TASK DIRECTIONS: Repeat the listing in full. Nothing may be added or left out.

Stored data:
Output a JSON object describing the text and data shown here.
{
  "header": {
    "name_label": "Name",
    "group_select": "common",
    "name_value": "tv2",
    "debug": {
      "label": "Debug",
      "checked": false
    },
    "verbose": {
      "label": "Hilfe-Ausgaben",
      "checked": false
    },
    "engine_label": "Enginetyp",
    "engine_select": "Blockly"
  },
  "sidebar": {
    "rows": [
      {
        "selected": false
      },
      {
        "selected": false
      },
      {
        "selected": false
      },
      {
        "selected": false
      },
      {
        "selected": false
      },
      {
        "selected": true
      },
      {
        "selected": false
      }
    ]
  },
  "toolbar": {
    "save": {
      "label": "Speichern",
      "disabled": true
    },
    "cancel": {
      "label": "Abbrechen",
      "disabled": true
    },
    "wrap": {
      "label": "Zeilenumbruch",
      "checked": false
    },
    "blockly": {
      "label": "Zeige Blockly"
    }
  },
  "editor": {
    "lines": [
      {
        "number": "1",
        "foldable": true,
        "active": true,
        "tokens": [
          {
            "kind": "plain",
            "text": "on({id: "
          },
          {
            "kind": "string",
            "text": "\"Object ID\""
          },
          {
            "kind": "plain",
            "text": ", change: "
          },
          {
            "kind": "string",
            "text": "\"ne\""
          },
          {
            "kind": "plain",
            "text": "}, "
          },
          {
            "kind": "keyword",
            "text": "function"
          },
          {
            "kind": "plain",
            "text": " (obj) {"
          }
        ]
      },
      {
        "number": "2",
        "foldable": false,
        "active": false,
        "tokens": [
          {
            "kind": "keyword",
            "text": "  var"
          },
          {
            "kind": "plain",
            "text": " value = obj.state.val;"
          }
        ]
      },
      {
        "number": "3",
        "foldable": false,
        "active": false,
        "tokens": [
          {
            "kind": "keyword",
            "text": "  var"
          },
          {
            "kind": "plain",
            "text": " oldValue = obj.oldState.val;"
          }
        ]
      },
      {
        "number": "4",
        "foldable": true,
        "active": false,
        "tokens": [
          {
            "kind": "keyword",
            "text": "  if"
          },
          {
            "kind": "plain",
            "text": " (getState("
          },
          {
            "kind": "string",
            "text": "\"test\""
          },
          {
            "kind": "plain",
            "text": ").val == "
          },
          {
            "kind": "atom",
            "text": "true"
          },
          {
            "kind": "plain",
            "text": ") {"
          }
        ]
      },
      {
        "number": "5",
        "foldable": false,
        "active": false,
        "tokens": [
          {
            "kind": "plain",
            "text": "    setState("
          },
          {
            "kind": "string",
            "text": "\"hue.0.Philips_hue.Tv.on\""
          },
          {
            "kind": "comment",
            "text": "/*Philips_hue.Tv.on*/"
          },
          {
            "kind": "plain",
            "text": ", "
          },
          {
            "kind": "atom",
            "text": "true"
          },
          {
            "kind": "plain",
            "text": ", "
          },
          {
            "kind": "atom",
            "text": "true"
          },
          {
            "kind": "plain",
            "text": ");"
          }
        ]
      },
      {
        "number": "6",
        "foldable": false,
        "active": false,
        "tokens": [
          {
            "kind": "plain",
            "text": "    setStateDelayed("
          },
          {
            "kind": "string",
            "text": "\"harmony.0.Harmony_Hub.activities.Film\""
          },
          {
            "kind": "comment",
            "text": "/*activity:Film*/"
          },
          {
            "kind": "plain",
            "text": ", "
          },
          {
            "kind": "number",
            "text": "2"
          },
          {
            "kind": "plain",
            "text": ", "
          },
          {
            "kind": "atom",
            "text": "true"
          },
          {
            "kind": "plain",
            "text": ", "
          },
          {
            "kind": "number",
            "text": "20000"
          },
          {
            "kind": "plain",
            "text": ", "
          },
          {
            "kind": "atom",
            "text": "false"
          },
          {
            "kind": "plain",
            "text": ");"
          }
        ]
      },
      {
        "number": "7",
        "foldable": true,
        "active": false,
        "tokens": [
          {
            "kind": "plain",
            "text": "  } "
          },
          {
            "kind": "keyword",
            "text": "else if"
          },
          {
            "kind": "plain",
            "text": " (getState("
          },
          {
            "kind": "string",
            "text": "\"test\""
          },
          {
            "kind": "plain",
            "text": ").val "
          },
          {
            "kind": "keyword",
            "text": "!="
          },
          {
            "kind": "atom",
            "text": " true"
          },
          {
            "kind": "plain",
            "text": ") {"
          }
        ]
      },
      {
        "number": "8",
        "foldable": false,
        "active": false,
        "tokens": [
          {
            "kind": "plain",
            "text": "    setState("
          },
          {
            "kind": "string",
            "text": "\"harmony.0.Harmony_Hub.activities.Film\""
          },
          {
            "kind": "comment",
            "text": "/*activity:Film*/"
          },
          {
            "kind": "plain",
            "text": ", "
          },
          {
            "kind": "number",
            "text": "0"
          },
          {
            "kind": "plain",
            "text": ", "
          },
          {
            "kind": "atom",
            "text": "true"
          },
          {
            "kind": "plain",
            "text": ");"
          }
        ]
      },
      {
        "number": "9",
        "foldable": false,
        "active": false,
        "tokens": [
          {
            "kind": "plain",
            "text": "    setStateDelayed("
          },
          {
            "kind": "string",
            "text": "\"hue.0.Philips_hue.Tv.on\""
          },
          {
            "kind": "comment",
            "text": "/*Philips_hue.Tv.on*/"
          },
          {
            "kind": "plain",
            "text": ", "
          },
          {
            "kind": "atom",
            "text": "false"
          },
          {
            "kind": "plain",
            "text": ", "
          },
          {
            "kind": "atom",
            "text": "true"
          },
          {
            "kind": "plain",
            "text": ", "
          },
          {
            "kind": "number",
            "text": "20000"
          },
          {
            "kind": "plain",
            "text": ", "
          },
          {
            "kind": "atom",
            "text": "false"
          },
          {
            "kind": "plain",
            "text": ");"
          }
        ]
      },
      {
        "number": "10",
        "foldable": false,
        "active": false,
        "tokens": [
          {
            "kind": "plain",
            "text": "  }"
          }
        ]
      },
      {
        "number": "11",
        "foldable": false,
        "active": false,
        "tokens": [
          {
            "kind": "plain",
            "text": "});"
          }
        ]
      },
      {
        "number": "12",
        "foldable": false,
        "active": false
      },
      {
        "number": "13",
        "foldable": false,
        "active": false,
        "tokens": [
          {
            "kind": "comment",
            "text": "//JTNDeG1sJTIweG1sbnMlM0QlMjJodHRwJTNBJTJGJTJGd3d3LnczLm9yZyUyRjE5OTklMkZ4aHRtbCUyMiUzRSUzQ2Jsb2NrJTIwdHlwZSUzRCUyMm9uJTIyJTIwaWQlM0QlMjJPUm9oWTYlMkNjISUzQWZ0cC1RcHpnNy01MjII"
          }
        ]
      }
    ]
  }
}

REPLY TO THE TASK:
Output a JSON object describing the text and data shown here.
{
  "header": {
    "name_label": "Name",
    "group_select": "common",
    "name_value": "tv2",
    "debug": {
      "label": "Debug",
      "checked": false
    },
    "verbose": {
      "label": "Hilfe-Ausgaben",
      "checked": false
    },
    "engine_label": "Enginetyp",
    "engine_select": "Blockly"
  },
  "sidebar": {
    "rows": [
      {
        "selected": false
      },
      {
        "selected": false
      },
      {
        "selected": false
      },
      {
        "selected": false
      },
      {
        "selected": false
      },
      {
        "selected": true
      },
      {
        "selected": false
      }
    ]
  },
  "toolbar": {
    "save": {
      "label": "Speichern",
      "disabled": true
    },
    "cancel": {
      "label": "Abbrechen",
      "disabled": true
    },
    "wrap": {
      "label": "Zeilenumbruch",
      "checked": false
    },
    "blockly": {
      "label": "Zeige Blockly"
    }
  },
  "editor": {
    "lines": [
      {
        "number": "1",
        "foldable": true,
        "active": true,
        "tokens": [
          {
            "kind": "plain",
            "text": "on({id: "
          },
          {
            "kind": "string",
            "text": "\"Object ID\""
          },
          {
            "kind": "plain",
            "text": ", change: "
          },
          {
            "kind": "string",
            "text": "\"ne\""
          },
          {
            "kind": "plain",
            "text": "}, "
          },
          {
            "kind": "keyword",
            "text": "function"
          },
          {
            "kind": "plain",
            "text": " (obj) {"
          }
        ]
      },
      {
        "number": "2",
        "foldable": false,
        "active": false,
        "tokens": [
          {
            "kind": "keyword",
            "text": "  var"
          },
          {
            "kind": "plain",
            "text": " value = obj.state.val;"
          }
        ]
      },
      {
        "number": "3",
        "foldable": false,
        "active": false,
        "tokens": [
          {
            "kind": "keyword",
            "text": "  var"
          },
          {
            "kind": "plain",
            "text": " oldValue = obj.oldState.val;"
          }
        ]
      },
      {
        "number": "4",
        "foldable": true,
        "active": false,
        "tokens": [
          {
            "kind": "keyword",
            "text": "  if"
          },
          {
            "kind": "plain",
            "text": " (getState("
          },
          {
            "kind": "string",
            "text": "\"test\""
          },
          {
            "kind": "plain",
            "text": ").val == "
          },
          {
            "kind": "atom",
            "text": "true"
          },
          {
            "kind": "plain",
            "text": ") {"
          }
        ]
      },
      {
        "number": "5",
        "foldable": false,
        "active": false,
        "tokens": [
          {
            "kind": "plain",
            "text": "    setState("
          },
          {
            "kind": "string",
            "text": "\"hue.0.Philips_hue.Tv.on\""
          },
          {
            "kind": "comment",
            "text": "/*Philips_hue.Tv.on*/"
          },
          {
            "kind": "plain",
            "text": ", "
          },
          {
            "kind": "atom",
            "text": "true"
          },
          {
            "kind": "plain",
            "text": ", "
          },
          {
            "kind": "atom",
            "text": "true"
          },
          {
            "kind": "plain",
            "text": ");"
          }
        ]
      },
      {
        "number": "6",
        "foldable": false,
        "active": false,
        "tokens": [
          {
            "kind": "plain",
            "text": "    setStateDelayed("
          },
          {
            "kind": "string",
            "text": "\"harmony.0.Harmony_Hub.activities.Film\""
          },
          {
            "kind": "comment",
            "text": "/*activity:Film*/"
          },
          {
            "kind": "plain",
            "text": ", "
          },
          {
            "kind": "number",
            "text": "2"
          },
          {
            "kind": "plain",
            "text": ", "
          },
          {
            "kind": "atom",
            "text": "true"
          },
          {
            "kind": "plain",
            "text": ", "
          },
          {
            "kind": "number",
            "text": "20000"
          },
          {
            "kind": "plain",
            "text": ", "
          },
          {
            "kind": "atom",
            "text": "false"
          },
          {
            "kind": "plain",
            "text": ");"
          }
        ]
      },
      {
        "number": "7",
        "foldable": true,
        "active": false,
        "tokens": [
          {
            "kind": "plain",
            "text": "  } "
          },
          {
            "kind": "keyword",
            "text": "else if"
          },
          {
            "kind": "plain",
            "text": " (getState("
          },
          {
            "kind": "string",
            "text": "\"test\""
          },
          {
            "kind": "plain",
            "text": ").val "
          },
          {
            "kind": "keyword",
            "text": "!="
          },
          {
            "kind": "atom",
            "text": " true"
          },
          {
            "kind": "plain",
            "text": ") {"
          }
        ]
      },
      {
        "number": "8",
        "foldable": false,
        "active": false,
        "tokens": [
          {
            "kind": "plain",
            "text": "    setState("
          },
          {
            "kind": "string",
            "text": "\"harmony.0.Harmony_Hub.activities.Film\""
          },
          {
            "kind": "comment",
            "text": "/*activity:Film*/"
          },
          {
            "kind": "plain",
            "text": ", "
          },
          {
            "kind": "number",
            "text": "0"
          },
          {
            "kind": "plain",
            "text": ", "
          },
          {
            "kind": "atom",
            "text": "true"
          },
          {
            "kind": "plain",
            "text": ");"
          }
        ]
      },
      {
        "number": "9",
        "foldable": false,
        "active": false,
        "tokens": [
          {
            "kind": "plain",
            "text": "    setStateDelayed("
          },
          {
            "kind": "string",
            "text": "\"hue.0.Philips_hue.Tv.on\""
          },
          {
            "kind": "comment",
            "text": "/*Philips_hue.Tv.on*/"
          },
          {
            "kind": "plain",
            "text": ", "
          },
          {
            "kind": "atom",
            "text": "false"
          },
          {
            "kind": "plain",
            "text": ", "
          },
          {
            "kind": "atom",
            "text": "true"
          },
          {
            "kind": "plain",
            "text": ", "
          },
          {
            "kind": "number",
            "text": "20000"
          },
          {
            "kind": "plain",
            "text": ", "
          },
          {
            "kind": "atom",
            "text": "false"
          },
          {
            "kind": "plain",
            "text": ");"
          }
        ]
      },
      {
        "number": "10",
        "foldable": false,
        "active": false,
        "tokens": [
          {
            "kind": "plain",
            "text": "  }"
          }
        ]
      },
      {
        "number": "11",
        "foldable": false,
        "active": false,
        "tokens": [
          {
            "kind": "plain",
            "text": "});"
          }
        ]
      },
      {
        "number": "12",
        "foldable": false,
        "active": false
      },
      {
        "number": "13",
        "foldable": false,
        "active": false,
        "tokens": [
          {
            "kind": "comment",
            "text": "//JTNDeG1sJTIweG1sbnMlM0QlMjJodHRwJTNBJTJGJTJGd3d3LnczLm9yZyUyRjE5OTklMkZ4aHRtbCUyMiUzRSUzQ2Jsb2NrJTIwdHlwZSUzRCUyMm9uJTIyJTIwaWQlM0QlMjJPUm9oWTYlMkNjISUzQWZ0cC1RcHpnNy01MjII"
          }
        ]
      }
    ]
  }
}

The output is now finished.